* RECORDS SHOWN

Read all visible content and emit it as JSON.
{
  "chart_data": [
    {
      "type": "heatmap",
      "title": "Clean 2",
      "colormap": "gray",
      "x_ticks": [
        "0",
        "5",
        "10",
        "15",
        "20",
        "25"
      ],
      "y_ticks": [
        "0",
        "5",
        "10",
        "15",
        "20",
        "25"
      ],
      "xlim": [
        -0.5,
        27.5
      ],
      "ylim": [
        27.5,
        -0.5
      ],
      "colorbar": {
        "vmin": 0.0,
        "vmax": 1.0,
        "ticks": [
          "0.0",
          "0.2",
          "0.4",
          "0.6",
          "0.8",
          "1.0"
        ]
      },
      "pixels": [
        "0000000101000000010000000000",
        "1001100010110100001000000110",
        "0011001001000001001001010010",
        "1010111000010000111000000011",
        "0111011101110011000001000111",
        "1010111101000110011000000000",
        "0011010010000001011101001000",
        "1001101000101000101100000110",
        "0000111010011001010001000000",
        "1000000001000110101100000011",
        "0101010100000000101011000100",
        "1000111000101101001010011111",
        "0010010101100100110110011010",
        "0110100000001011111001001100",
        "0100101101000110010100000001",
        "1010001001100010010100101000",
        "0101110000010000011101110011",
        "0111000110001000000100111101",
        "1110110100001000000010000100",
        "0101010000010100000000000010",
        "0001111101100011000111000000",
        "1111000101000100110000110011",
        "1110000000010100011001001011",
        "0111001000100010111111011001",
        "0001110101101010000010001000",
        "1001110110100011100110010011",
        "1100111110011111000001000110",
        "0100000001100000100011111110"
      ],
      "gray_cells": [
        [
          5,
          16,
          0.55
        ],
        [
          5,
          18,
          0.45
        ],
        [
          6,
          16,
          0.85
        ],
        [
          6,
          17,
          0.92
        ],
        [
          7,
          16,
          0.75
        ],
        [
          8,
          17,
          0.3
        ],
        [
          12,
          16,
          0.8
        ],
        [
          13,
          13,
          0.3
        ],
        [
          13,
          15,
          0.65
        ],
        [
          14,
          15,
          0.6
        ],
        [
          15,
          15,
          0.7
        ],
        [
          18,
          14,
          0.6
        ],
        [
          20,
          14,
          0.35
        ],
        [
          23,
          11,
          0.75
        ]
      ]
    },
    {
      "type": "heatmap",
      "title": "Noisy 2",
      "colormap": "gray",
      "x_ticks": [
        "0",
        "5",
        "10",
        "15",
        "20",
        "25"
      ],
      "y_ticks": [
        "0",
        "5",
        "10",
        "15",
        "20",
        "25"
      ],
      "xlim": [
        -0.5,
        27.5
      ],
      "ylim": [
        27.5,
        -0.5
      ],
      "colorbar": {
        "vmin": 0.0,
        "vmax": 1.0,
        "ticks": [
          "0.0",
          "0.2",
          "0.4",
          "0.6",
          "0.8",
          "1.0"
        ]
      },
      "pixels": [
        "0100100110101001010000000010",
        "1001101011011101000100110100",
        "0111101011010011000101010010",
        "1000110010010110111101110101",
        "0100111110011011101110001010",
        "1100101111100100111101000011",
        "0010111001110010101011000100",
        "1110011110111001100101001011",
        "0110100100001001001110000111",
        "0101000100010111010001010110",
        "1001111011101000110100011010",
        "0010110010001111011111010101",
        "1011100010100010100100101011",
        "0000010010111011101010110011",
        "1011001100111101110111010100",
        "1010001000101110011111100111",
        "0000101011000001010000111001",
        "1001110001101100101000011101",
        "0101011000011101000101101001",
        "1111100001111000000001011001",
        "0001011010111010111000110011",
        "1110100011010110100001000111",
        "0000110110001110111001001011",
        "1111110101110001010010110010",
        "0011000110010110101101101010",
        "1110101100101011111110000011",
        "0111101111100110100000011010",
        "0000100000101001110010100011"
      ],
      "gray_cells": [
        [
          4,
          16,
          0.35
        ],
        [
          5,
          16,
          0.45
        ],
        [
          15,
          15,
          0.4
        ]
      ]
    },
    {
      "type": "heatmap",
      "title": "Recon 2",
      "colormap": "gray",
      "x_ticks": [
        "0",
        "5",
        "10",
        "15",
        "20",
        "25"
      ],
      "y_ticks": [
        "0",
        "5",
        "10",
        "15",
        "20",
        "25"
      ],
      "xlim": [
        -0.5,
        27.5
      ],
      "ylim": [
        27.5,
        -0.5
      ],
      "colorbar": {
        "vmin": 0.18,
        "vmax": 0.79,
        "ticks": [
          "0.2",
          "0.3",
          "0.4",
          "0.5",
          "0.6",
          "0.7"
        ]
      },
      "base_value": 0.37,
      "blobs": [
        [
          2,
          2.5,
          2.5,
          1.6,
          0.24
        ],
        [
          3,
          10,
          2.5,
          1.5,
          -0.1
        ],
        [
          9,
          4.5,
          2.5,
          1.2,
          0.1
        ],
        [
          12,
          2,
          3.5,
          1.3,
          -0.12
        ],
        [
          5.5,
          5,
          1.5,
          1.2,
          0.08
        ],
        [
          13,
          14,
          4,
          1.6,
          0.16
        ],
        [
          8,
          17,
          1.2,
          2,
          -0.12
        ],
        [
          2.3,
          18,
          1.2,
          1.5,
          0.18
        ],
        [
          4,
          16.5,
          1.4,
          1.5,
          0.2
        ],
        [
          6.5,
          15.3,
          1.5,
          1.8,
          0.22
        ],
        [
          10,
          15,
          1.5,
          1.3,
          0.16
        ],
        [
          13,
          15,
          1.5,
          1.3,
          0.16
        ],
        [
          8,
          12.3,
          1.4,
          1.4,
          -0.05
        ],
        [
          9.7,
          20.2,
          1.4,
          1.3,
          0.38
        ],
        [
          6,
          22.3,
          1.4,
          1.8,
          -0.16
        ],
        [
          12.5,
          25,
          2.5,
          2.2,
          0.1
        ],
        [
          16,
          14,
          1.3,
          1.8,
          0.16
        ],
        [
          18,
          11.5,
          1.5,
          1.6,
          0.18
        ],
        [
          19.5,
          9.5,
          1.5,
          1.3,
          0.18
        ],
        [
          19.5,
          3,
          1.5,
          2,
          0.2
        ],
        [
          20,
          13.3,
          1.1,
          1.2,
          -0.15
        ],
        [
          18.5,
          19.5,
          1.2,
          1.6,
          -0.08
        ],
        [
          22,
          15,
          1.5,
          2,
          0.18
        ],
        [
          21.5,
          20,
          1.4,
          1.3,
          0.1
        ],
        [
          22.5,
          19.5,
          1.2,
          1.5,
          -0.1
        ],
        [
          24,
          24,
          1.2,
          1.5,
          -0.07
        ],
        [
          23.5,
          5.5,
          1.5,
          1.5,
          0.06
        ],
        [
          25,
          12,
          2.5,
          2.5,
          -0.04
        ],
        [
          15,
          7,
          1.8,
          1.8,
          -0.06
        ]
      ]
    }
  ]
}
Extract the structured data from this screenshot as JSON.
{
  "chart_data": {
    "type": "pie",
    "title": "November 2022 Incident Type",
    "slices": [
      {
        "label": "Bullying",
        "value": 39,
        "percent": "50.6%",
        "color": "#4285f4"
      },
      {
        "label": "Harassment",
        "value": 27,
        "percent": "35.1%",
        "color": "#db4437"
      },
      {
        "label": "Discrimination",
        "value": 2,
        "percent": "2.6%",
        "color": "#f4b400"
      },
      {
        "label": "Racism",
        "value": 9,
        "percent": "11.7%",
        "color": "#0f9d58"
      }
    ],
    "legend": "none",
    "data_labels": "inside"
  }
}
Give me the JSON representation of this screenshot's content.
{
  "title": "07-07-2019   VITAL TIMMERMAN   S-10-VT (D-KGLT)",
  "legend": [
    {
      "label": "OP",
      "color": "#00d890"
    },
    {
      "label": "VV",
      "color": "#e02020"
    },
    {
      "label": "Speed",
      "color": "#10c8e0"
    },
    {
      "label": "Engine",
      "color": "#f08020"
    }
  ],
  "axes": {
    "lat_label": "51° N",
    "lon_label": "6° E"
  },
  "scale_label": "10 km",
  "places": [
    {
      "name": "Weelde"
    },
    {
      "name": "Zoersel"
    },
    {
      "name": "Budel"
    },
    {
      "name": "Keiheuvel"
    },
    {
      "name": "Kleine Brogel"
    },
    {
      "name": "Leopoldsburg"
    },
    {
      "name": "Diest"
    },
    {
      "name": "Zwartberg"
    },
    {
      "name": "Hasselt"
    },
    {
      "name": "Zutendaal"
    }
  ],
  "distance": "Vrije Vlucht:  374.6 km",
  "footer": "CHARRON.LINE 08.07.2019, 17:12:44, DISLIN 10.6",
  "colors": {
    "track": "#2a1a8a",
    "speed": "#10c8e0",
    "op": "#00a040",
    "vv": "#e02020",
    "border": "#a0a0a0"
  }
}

* OBJECTIVE
Show every line in the records above that contains the word "screenshot".

* ANSWER TO THE TASK
Extract the structured data from this screenshot as JSON.
Give me the JSON representation of this screenshot's content.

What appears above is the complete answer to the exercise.